[Start Dataset]
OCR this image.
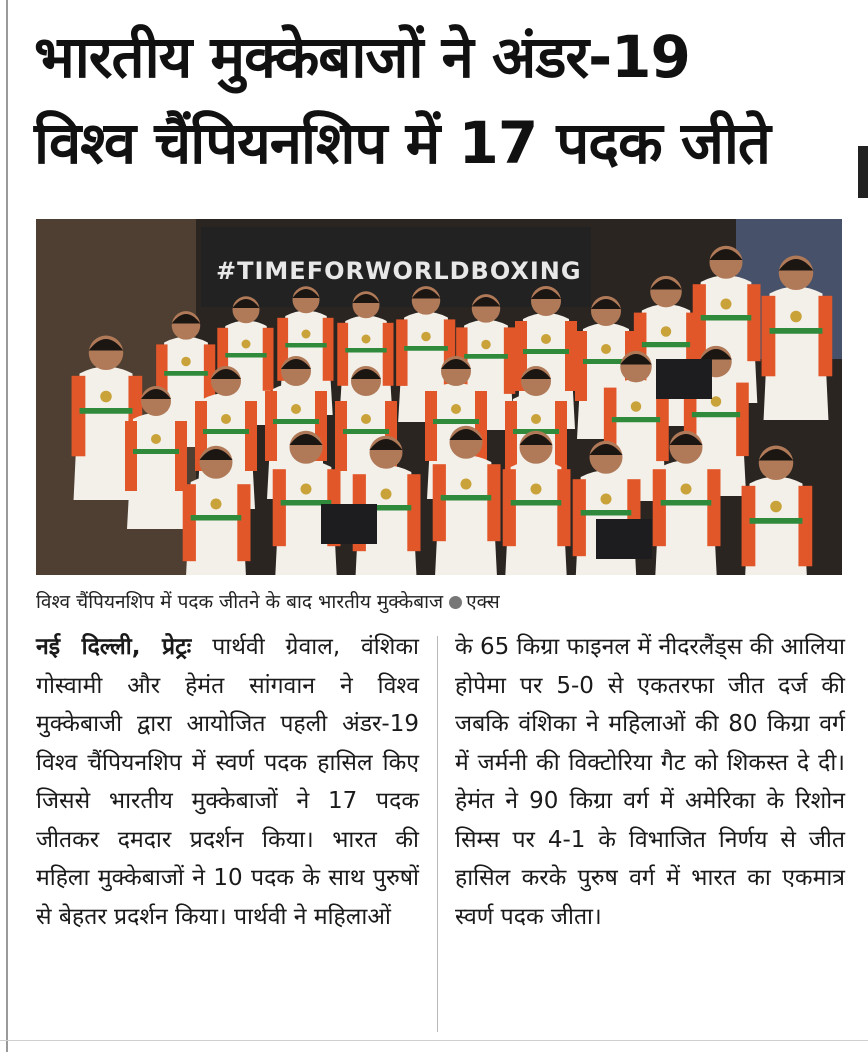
भारतीय मुक्केबाजों ने अंडर-19
विश्व चैंपियनशिप में 17 पदक जीते
#TIMEFORWORLDBOXING
विश्व चैंपियनशिप में पदक जीतने के बाद भारतीय मुक्केबाज एक्स
नई दिल्ली, प्रेट्रः पार्थवी ग्रेवाल, वंशिका गोस्वामी और हेमंत सांगवान ने विश्व मुक्केबाजी द्वारा आयोजित पहली अंडर-19 विश्व चैंपियनशिप में स्वर्ण पदक हासिल किए जिससे भारतीय मुक्केबाजों ने 17 पदक जीतकर दमदार प्रदर्शन किया। भारत की महिला मुक्केबाजों ने 10 पदक के साथ पुरुषों से बेहतर प्रदर्शन किया। पार्थवी ने महिलाओं
के 65 किग्रा फाइनल में नीदरलैंड्स की आलिया होपेमा पर 5-0 से एकतरफा जीत दर्ज की जबकि वंशिका ने महिलाओं की 80 किग्रा वर्ग में जर्मनी की विक्टोरिया गैट को शिकस्त दे दी। हेमंत ने 90 किग्रा वर्ग में अमेरिका के रिशोन सिम्स पर 4-1 के विभाजित निर्णय से जीत हासिल करके पुरुष वर्ग में भारत का एकमात्र स्वर्ण पदक जीता।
[End Dataset]
Stated exercise:
Set every line down exactly as written, leaving each picture out.

Exercise solution:
OCR this image.
भारतीय मुक्केबाजों ने अंडर-19
विश्व चैंपियनशिप में 17 पदक जीते
#TIMEFORWORLDBOXING
विश्व चैंपियनशिप में पदक जीतने के बाद भारतीय मुक्केबाज एक्स
नई दिल्ली, प्रेट्रः पार्थवी ग्रेवाल, वंशिका गोस्वामी और हेमंत सांगवान ने विश्व मुक्केबाजी द्वारा आयोजित पहली अंडर-19 विश्व चैंपियनशिप में स्वर्ण पदक हासिल किए जिससे भारतीय मुक्केबाजों ने 17 पदक जीतकर दमदार प्रदर्शन किया। भारत की महिला मुक्केबाजों ने 10 पदक के साथ पुरुषों से बेहतर प्रदर्शन किया। पार्थवी ने महिलाओं
के 65 किग्रा फाइनल में नीदरलैंड्स की आलिया होपेमा पर 5-0 से एकतरफा जीत दर्ज की जबकि वंशिका ने महिलाओं की 80 किग्रा वर्ग में जर्मनी की विक्टोरिया गैट को शिकस्त दे दी। हेमंत ने 90 किग्रा वर्ग में अमेरिका के रिशोन सिम्स पर 4-1 के विभाजित निर्णय से जीत हासिल करके पुरुष वर्ग में भारत का एकमात्र स्वर्ण पदक जीता।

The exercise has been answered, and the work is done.